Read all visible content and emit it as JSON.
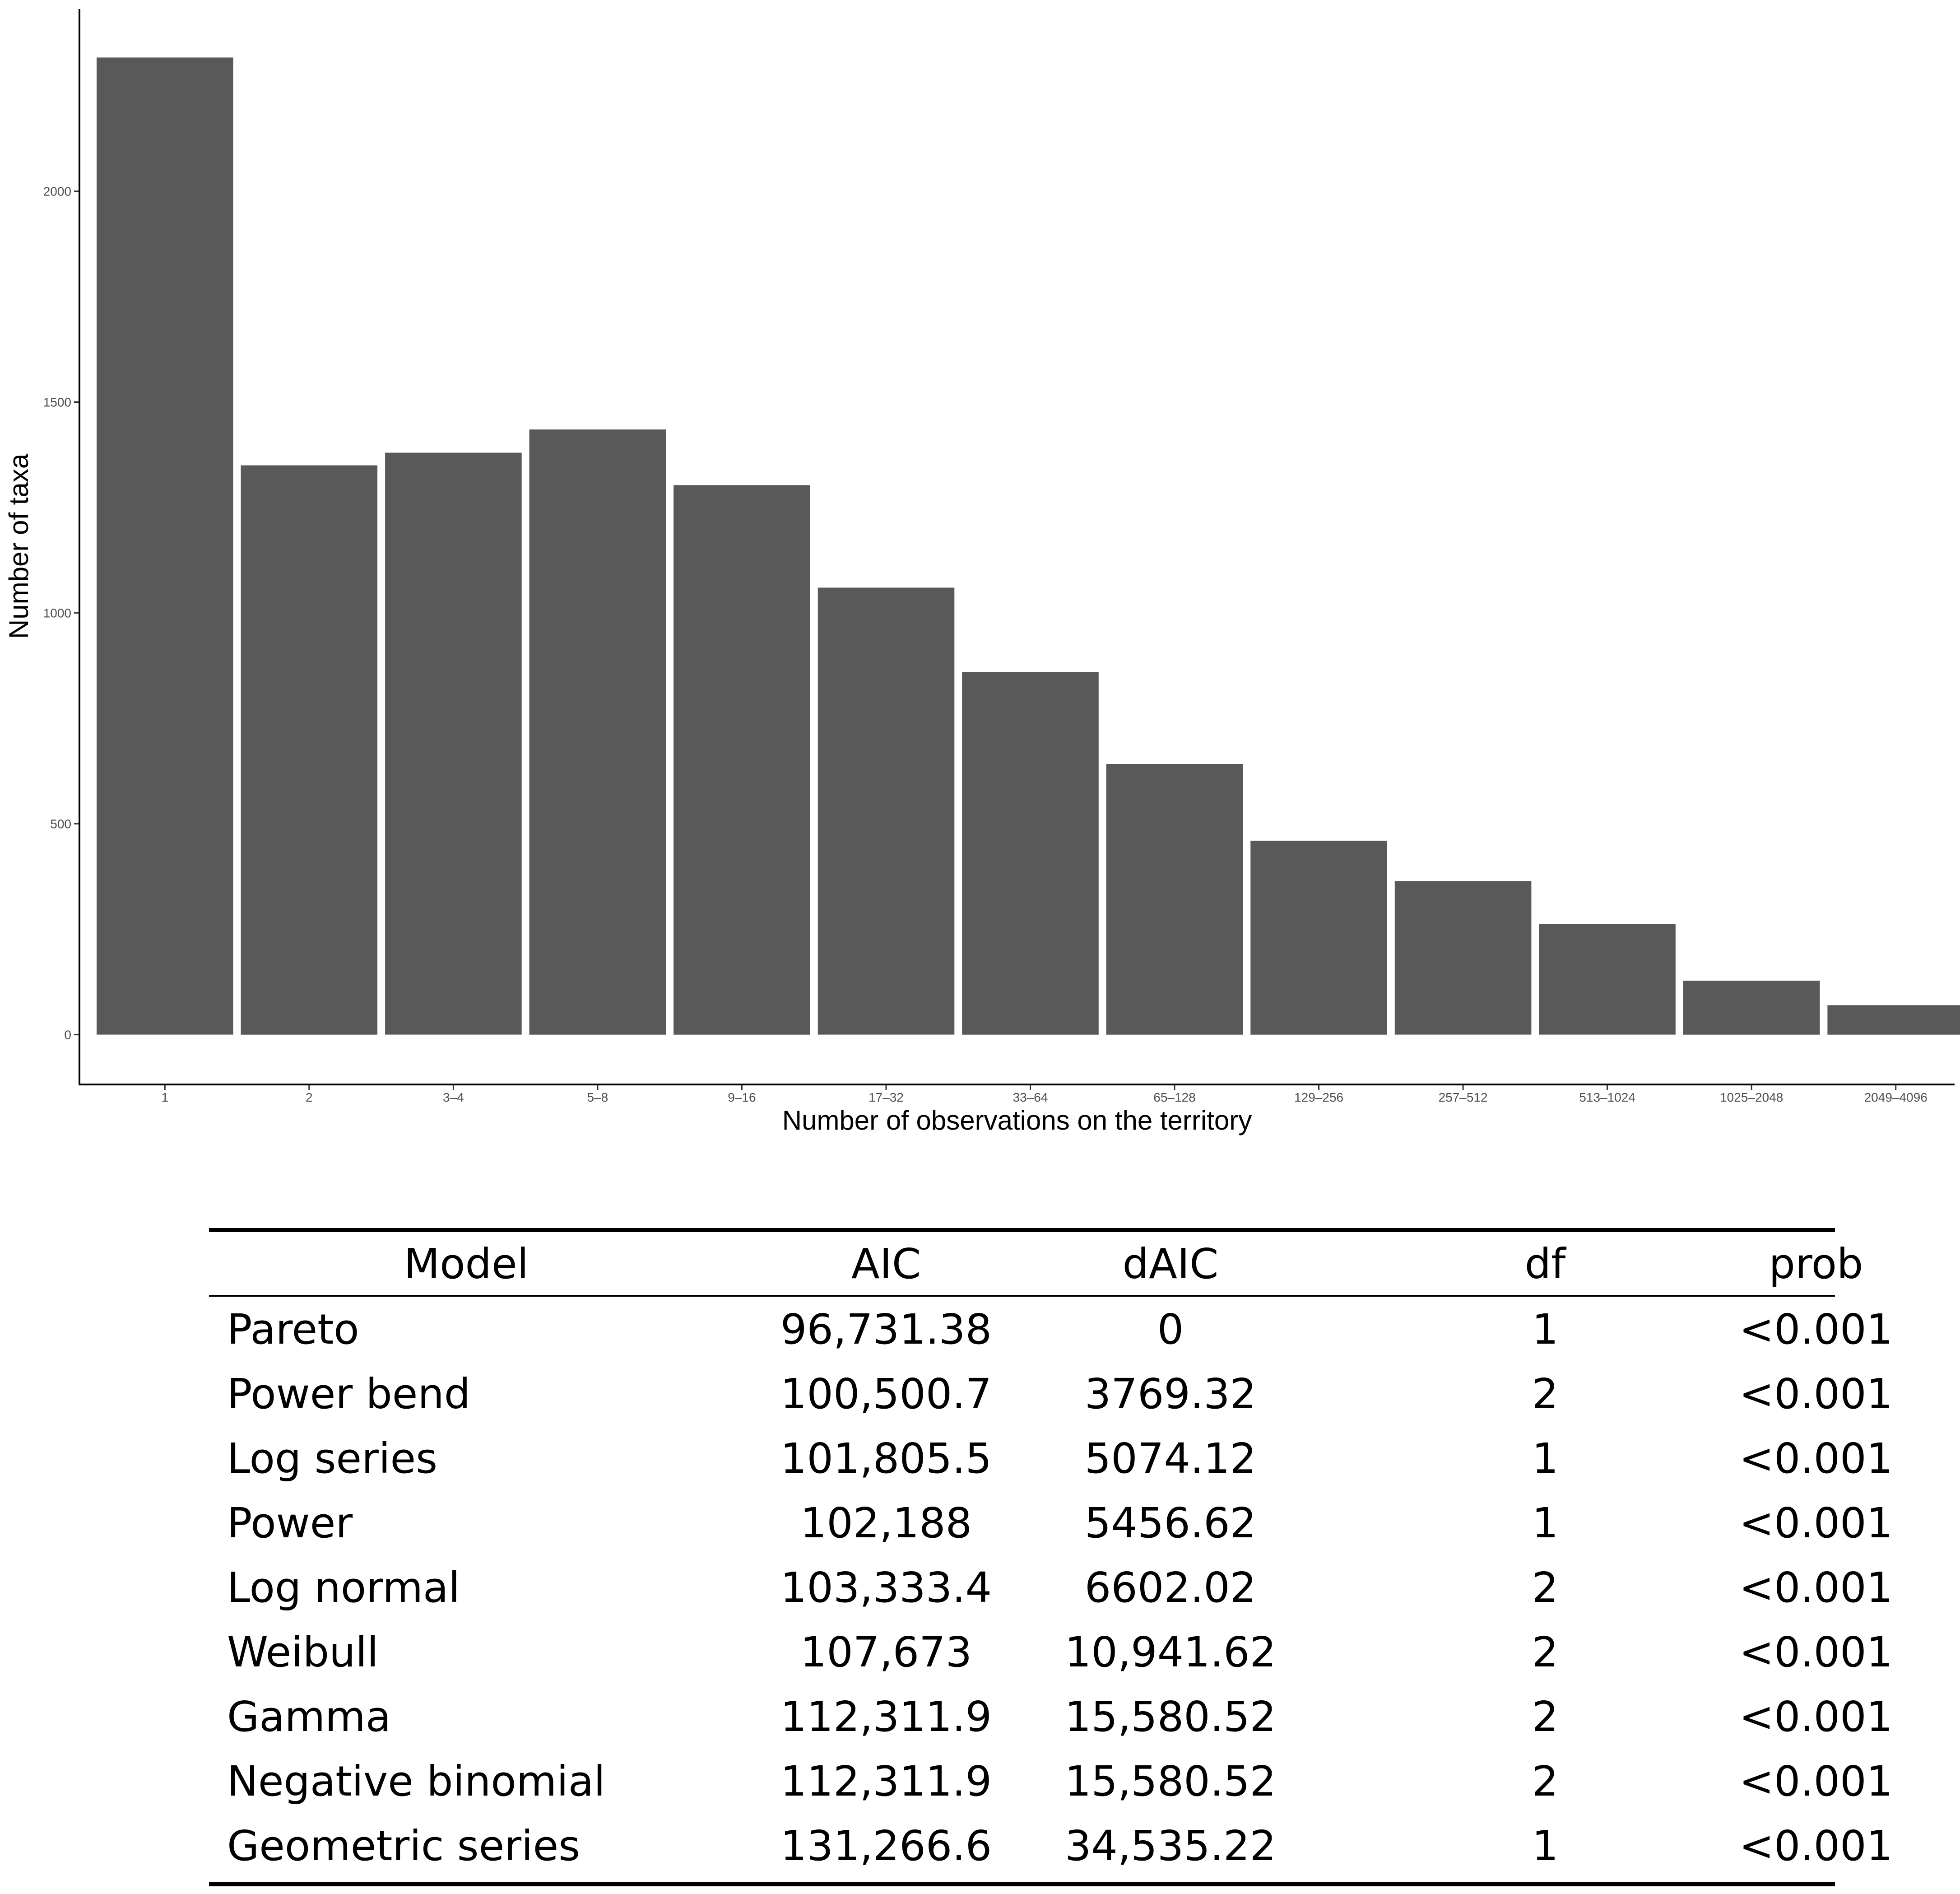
{
  "chart_data": {
    "type": "bar",
    "categories": [
      "1",
      "2",
      "3–4",
      "5–8",
      "9–16",
      "17–32",
      "33–64",
      "65–128",
      "129–256",
      "257–512",
      "513–1024",
      "1025–2048",
      "2049–4096"
    ],
    "values": [
      2317,
      1350,
      1380,
      1435,
      1303,
      1060,
      860,
      642,
      460,
      364,
      262,
      128,
      70
    ],
    "xlabel": "Number of observations on the territory",
    "ylabel": "Number of taxa",
    "y_ticks": [
      0,
      500,
      1000,
      1500,
      2000
    ],
    "ylim": [
      -116,
      2432
    ],
    "grid": false,
    "bar_color": "#595959"
  },
  "table": {
    "headers": {
      "model": "Model",
      "aic": "AIC",
      "daic": "dAIC",
      "df": "df",
      "prob": "prob"
    },
    "rows": [
      {
        "model": "Pareto",
        "aic": "96,731.38",
        "daic": "0",
        "df": "1",
        "prob": "<0.001"
      },
      {
        "model": "Power bend",
        "aic": "100,500.7",
        "daic": "3769.32",
        "df": "2",
        "prob": "<0.001"
      },
      {
        "model": "Log series",
        "aic": "101,805.5",
        "daic": "5074.12",
        "df": "1",
        "prob": "<0.001"
      },
      {
        "model": "Power",
        "aic": "102,188",
        "daic": "5456.62",
        "df": "1",
        "prob": "<0.001"
      },
      {
        "model": "Log normal",
        "aic": "103,333.4",
        "daic": "6602.02",
        "df": "2",
        "prob": "<0.001"
      },
      {
        "model": "Weibull",
        "aic": "107,673",
        "daic": "10,941.62",
        "df": "2",
        "prob": "<0.001"
      },
      {
        "model": "Gamma",
        "aic": "112,311.9",
        "daic": "15,580.52",
        "df": "2",
        "prob": "<0.001"
      },
      {
        "model": "Negative binomial",
        "aic": "112,311.9",
        "daic": "15,580.52",
        "df": "2",
        "prob": "<0.001"
      },
      {
        "model": "Geometric series",
        "aic": "131,266.6",
        "daic": "34,535.22",
        "df": "1",
        "prob": "<0.001"
      }
    ]
  }
}
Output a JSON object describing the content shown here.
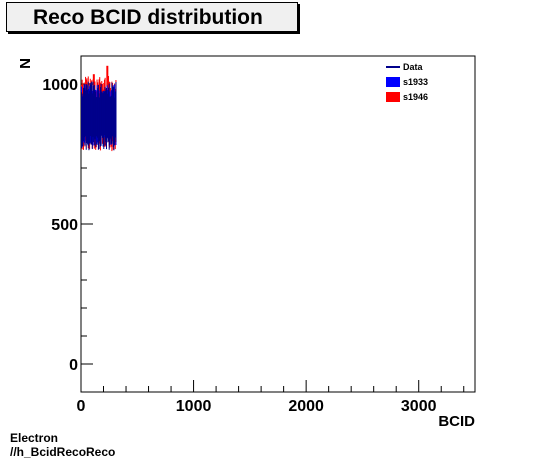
{
  "chart_data": {
    "type": "bar",
    "title": "Reco BCID distribution",
    "xlabel": "BCID",
    "ylabel": "N",
    "xlim": [
      0,
      3500
    ],
    "ylim": [
      -100,
      1100
    ],
    "xticks": [
      0,
      1000,
      2000,
      3000
    ],
    "yticks": [
      0,
      500,
      1000
    ],
    "xtick_labels": [
      "0",
      "1000",
      "2000",
      "3000"
    ],
    "ytick_labels": [
      "0",
      "500",
      "1000"
    ],
    "legend_position": "top-right",
    "legend": [
      {
        "name": "Data",
        "style": "line",
        "color": "#00008b"
      },
      {
        "name": "s1933",
        "style": "fill",
        "color": "#0000ff"
      },
      {
        "name": "s1946",
        "style": "fill",
        "color": "#ff0000"
      }
    ],
    "series": [
      {
        "name": "s1946",
        "color": "#ff0000",
        "x_range": [
          0,
          310
        ],
        "y_low": 760,
        "y_high": 1030,
        "peak": [
          {
            "x": 225,
            "y": 1065
          },
          {
            "x": 105,
            "y": 1035
          }
        ]
      },
      {
        "name": "s1933",
        "color": "#0000ff",
        "x_range": [
          0,
          310
        ],
        "y_low": 780,
        "y_high": 1000
      },
      {
        "name": "Data",
        "color": "#00008b",
        "x_range": [
          0,
          310
        ],
        "y_low": 760,
        "y_high": 1010
      }
    ]
  },
  "footer": {
    "line1": "Electron",
    "line2": "//h_BcidRecoReco"
  }
}
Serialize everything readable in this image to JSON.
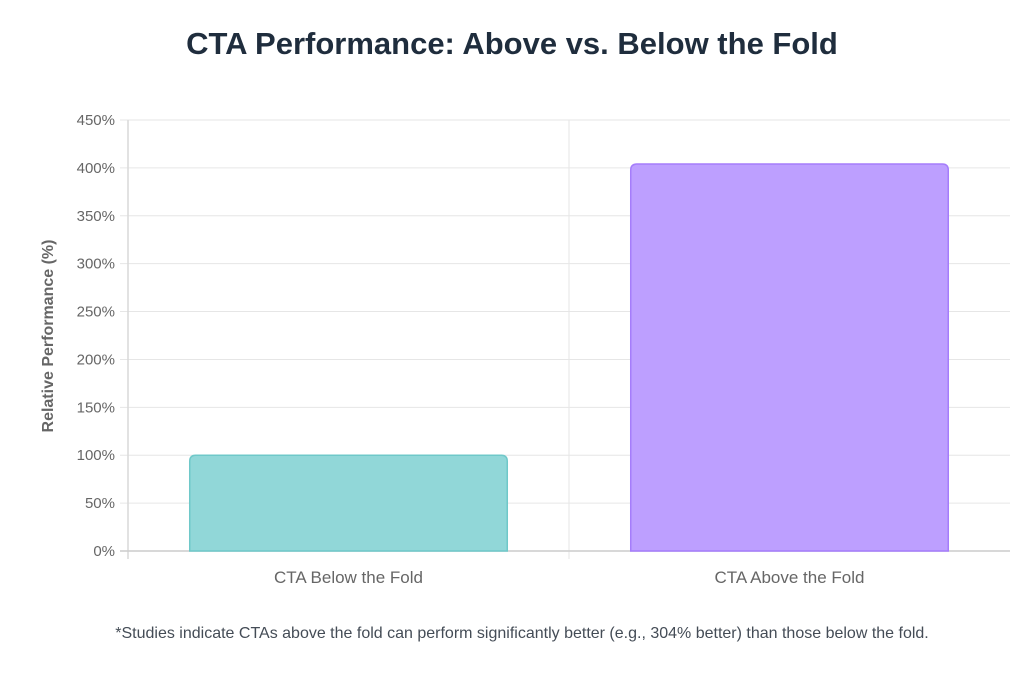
{
  "chart_data": {
    "type": "bar",
    "title": "CTA Performance: Above vs. Below the Fold",
    "ylabel": "Relative Performance (%)",
    "xlabel": "",
    "categories": [
      "CTA Below the Fold",
      "CTA Above the Fold"
    ],
    "values": [
      100,
      404
    ],
    "ylim": [
      0,
      450
    ],
    "yticks": [
      0,
      50,
      100,
      150,
      200,
      250,
      300,
      350,
      400,
      450
    ],
    "ytick_labels": [
      "0%",
      "50%",
      "100%",
      "150%",
      "200%",
      "250%",
      "300%",
      "350%",
      "400%",
      "450%"
    ],
    "bar_colors": [
      "#91d7d8",
      "#bd9fff"
    ],
    "bar_border_colors": [
      "#6fc8c9",
      "#a57dfb"
    ],
    "grid": true,
    "legend": "none"
  },
  "footnote": "*Studies indicate CTAs above the fold can perform significantly better (e.g., 304% better) than those below the fold."
}
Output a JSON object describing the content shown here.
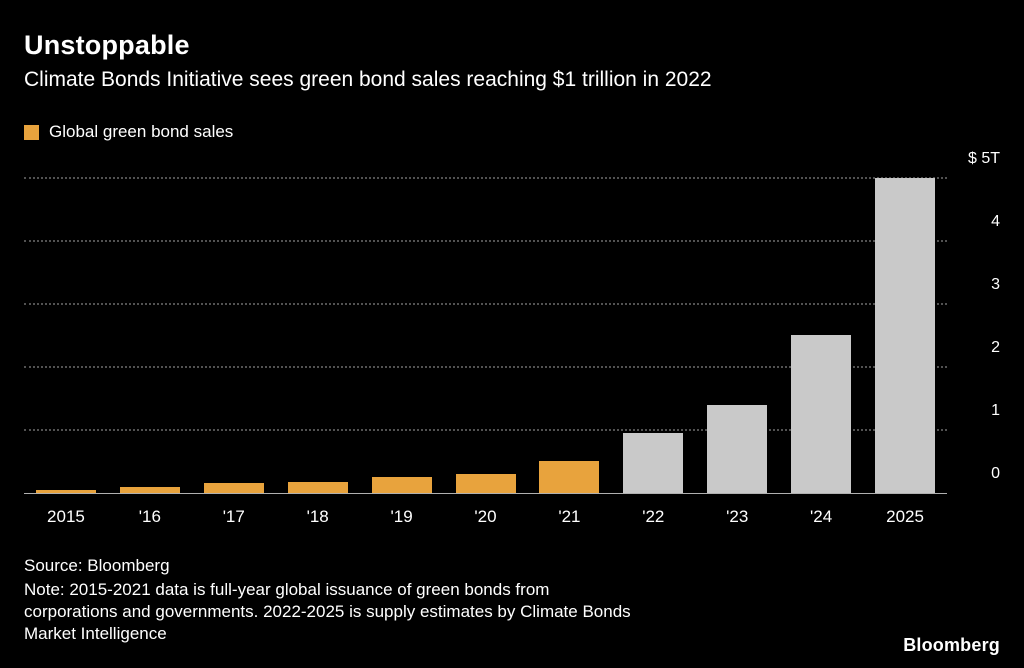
{
  "header": {
    "title": "Unstoppable",
    "subtitle": "Climate Bonds Initiative sees green bond sales reaching $1 trillion in 2022"
  },
  "legend": {
    "label": "Global green bond sales",
    "swatch_color": "#E8A33D"
  },
  "chart_data": {
    "type": "bar",
    "title": "Unstoppable",
    "subtitle": "Climate Bonds Initiative sees green bond sales reaching $1 trillion in 2022",
    "series_name": "Global green bond sales",
    "unit": "USD trillions",
    "categories": [
      "2015",
      "'16",
      "'17",
      "'18",
      "'19",
      "'20",
      "'21",
      "'22",
      "'23",
      "'24",
      "2025"
    ],
    "values": [
      0.05,
      0.09,
      0.16,
      0.17,
      0.26,
      0.3,
      0.5,
      0.95,
      1.4,
      2.5,
      5.0
    ],
    "bar_types": [
      "actual",
      "actual",
      "actual",
      "actual",
      "actual",
      "actual",
      "actual",
      "estimate",
      "estimate",
      "estimate",
      "estimate"
    ],
    "colors": {
      "actual": "#E8A33D",
      "estimate": "#C9C9C9"
    },
    "ylim": [
      0,
      5
    ],
    "y_ticks": [
      {
        "value": 5,
        "label": "$ 5T"
      },
      {
        "value": 4,
        "label": "4"
      },
      {
        "value": 3,
        "label": "3"
      },
      {
        "value": 2,
        "label": "2"
      },
      {
        "value": 1,
        "label": "1"
      },
      {
        "value": 0,
        "label": "0"
      }
    ],
    "grid": "dotted-horizontal",
    "legend_position": "top-left",
    "y_axis_side": "right"
  },
  "footer": {
    "source": "Source: Bloomberg",
    "note_lines": [
      "Note: 2015-2021 data is full-year global issuance of green bonds from",
      "corporations and governments. 2022-2025 is supply estimates by Climate Bonds",
      "Market Intelligence"
    ],
    "logo": "Bloomberg"
  }
}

__Given exercise__:
Copy the whole of the material above exactly, but not its images.

__Response to the task__:
Read all visible content and emit it as JSON.
{
  "chart_data": {
    "type": "bar",
    "categories": [
      "1",
      "2",
      "3–4",
      "5–8",
      "9–16",
      "17–32",
      "33–64",
      "65–128",
      "129–256",
      "257–512",
      "513–1024",
      "1025–2048",
      "2049–4096"
    ],
    "values": [
      2317,
      1350,
      1380,
      1435,
      1303,
      1060,
      860,
      642,
      460,
      364,
      262,
      128,
      70
    ],
    "xlabel": "Number of observations on the territory",
    "ylabel": "Number of taxa",
    "y_ticks": [
      0,
      500,
      1000,
      1500,
      2000
    ],
    "ylim": [
      -116,
      2432
    ],
    "grid": false,
    "bar_color": "#595959"
  },
  "table": {
    "headers": {
      "model": "Model",
      "aic": "AIC",
      "daic": "dAIC",
      "df": "df",
      "prob": "prob"
    },
    "rows": [
      {
        "model": "Pareto",
        "aic": "96,731.38",
        "daic": "0",
        "df": "1",
        "prob": "<0.001"
      },
      {
        "model": "Power bend",
        "aic": "100,500.7",
        "daic": "3769.32",
        "df": "2",
        "prob": "<0.001"
      },
      {
        "model": "Log series",
        "aic": "101,805.5",
        "daic": "5074.12",
        "df": "1",
        "prob": "<0.001"
      },
      {
        "model": "Power",
        "aic": "102,188",
        "daic": "5456.62",
        "df": "1",
        "prob": "<0.001"
      },
      {
        "model": "Log normal",
        "aic": "103,333.4",
        "daic": "6602.02",
        "df": "2",
        "prob": "<0.001"
      },
      {
        "model": "Weibull",
        "aic": "107,673",
        "daic": "10,941.62",
        "df": "2",
        "prob": "<0.001"
      },
      {
        "model": "Gamma",
        "aic": "112,311.9",
        "daic": "15,580.52",
        "df": "2",
        "prob": "<0.001"
      },
      {
        "model": "Negative binomial",
        "aic": "112,311.9",
        "daic": "15,580.52",
        "df": "2",
        "prob": "<0.001"
      },
      {
        "model": "Geometric series",
        "aic": "131,266.6",
        "daic": "34,535.22",
        "df": "1",
        "prob": "<0.001"
      }
    ]
  }
}
Output a JSON object describing the content shown here.
{
  "chart_data": {
    "type": "bar",
    "title": "Reco BCID distribution",
    "xlabel": "BCID",
    "ylabel": "N",
    "xlim": [
      0,
      3500
    ],
    "ylim": [
      -100,
      1100
    ],
    "xticks": [
      0,
      1000,
      2000,
      3000
    ],
    "yticks": [
      0,
      500,
      1000
    ],
    "xtick_labels": [
      "0",
      "1000",
      "2000",
      "3000"
    ],
    "ytick_labels": [
      "0",
      "500",
      "1000"
    ],
    "legend_position": "top-right",
    "legend": [
      {
        "name": "Data",
        "style": "line",
        "color": "#00008b"
      },
      {
        "name": "s1933",
        "style": "fill",
        "color": "#0000ff"
      },
      {
        "name": "s1946",
        "style": "fill",
        "color": "#ff0000"
      }
    ],
    "series": [
      {
        "name": "s1946",
        "color": "#ff0000",
        "x_range": [
          0,
          310
        ],
        "y_low": 760,
        "y_high": 1030,
        "peak": [
          {
            "x": 225,
            "y": 1065
          },
          {
            "x": 105,
            "y": 1035
          }
        ]
      },
      {
        "name": "s1933",
        "color": "#0000ff",
        "x_range": [
          0,
          310
        ],
        "y_low": 780,
        "y_high": 1000
      },
      {
        "name": "Data",
        "color": "#00008b",
        "x_range": [
          0,
          310
        ],
        "y_low": 760,
        "y_high": 1010
      }
    ]
  },
  "footer": {
    "line1": "Electron",
    "line2": "//h_BcidRecoReco"
  }
}
Serialize everything readable in this image to JSON.
{
  "chart_data": {
    "type": "bar",
    "title": "CTA Performance: Above vs. Below the Fold",
    "ylabel": "Relative Performance (%)",
    "xlabel": "",
    "categories": [
      "CTA Below the Fold",
      "CTA Above the Fold"
    ],
    "values": [
      100,
      404
    ],
    "ylim": [
      0,
      450
    ],
    "yticks": [
      0,
      50,
      100,
      150,
      200,
      250,
      300,
      350,
      400,
      450
    ],
    "ytick_labels": [
      "0%",
      "50%",
      "100%",
      "150%",
      "200%",
      "250%",
      "300%",
      "350%",
      "400%",
      "450%"
    ],
    "bar_colors": [
      "#91d7d8",
      "#bd9fff"
    ],
    "bar_border_colors": [
      "#6fc8c9",
      "#a57dfb"
    ],
    "grid": true,
    "legend": "none"
  },
  "footnote": "*Studies indicate CTAs above the fold can perform significantly better (e.g., 304% better) than those below the fold."
}
Output a JSON object describing the content shown here.
{
  "header": {
    "title": "Unstoppable",
    "subtitle": "Climate Bonds Initiative sees green bond sales reaching $1 trillion in 2022"
  },
  "legend": {
    "label": "Global green bond sales",
    "swatch_color": "#E8A33D"
  },
  "chart_data": {
    "type": "bar",
    "title": "Unstoppable",
    "subtitle": "Climate Bonds Initiative sees green bond sales reaching $1 trillion in 2022",
    "series_name": "Global green bond sales",
    "unit": "USD trillions",
    "categories": [
      "2015",
      "'16",
      "'17",
      "'18",
      "'19",
      "'20",
      "'21",
      "'22",
      "'23",
      "'24",
      "2025"
    ],
    "values": [
      0.05,
      0.09,
      0.16,
      0.17,
      0.26,
      0.3,
      0.5,
      0.95,
      1.4,
      2.5,
      5.0
    ],
    "bar_types": [
      "actual",
      "actual",
      "actual",
      "actual",
      "actual",
      "actual",
      "actual",
      "estimate",
      "estimate",
      "estimate",
      "estimate"
    ],
    "colors": {
      "actual": "#E8A33D",
      "estimate": "#C9C9C9"
    },
    "ylim": [
      0,
      5
    ],
    "y_ticks": [
      {
        "value": 5,
        "label": "$ 5T"
      },
      {
        "value": 4,
        "label": "4"
      },
      {
        "value": 3,
        "label": "3"
      },
      {
        "value": 2,
        "label": "2"
      },
      {
        "value": 1,
        "label": "1"
      },
      {
        "value": 0,
        "label": "0"
      }
    ],
    "grid": "dotted-horizontal",
    "legend_position": "top-left",
    "y_axis_side": "right"
  },
  "footer": {
    "source": "Source: Bloomberg",
    "note_lines": [
      "Note: 2015-2021 data is full-year global issuance of green bonds from",
      "corporations and governments. 2022-2025 is supply estimates by Climate Bonds",
      "Market Intelligence"
    ],
    "logo": "Bloomberg"
  }
}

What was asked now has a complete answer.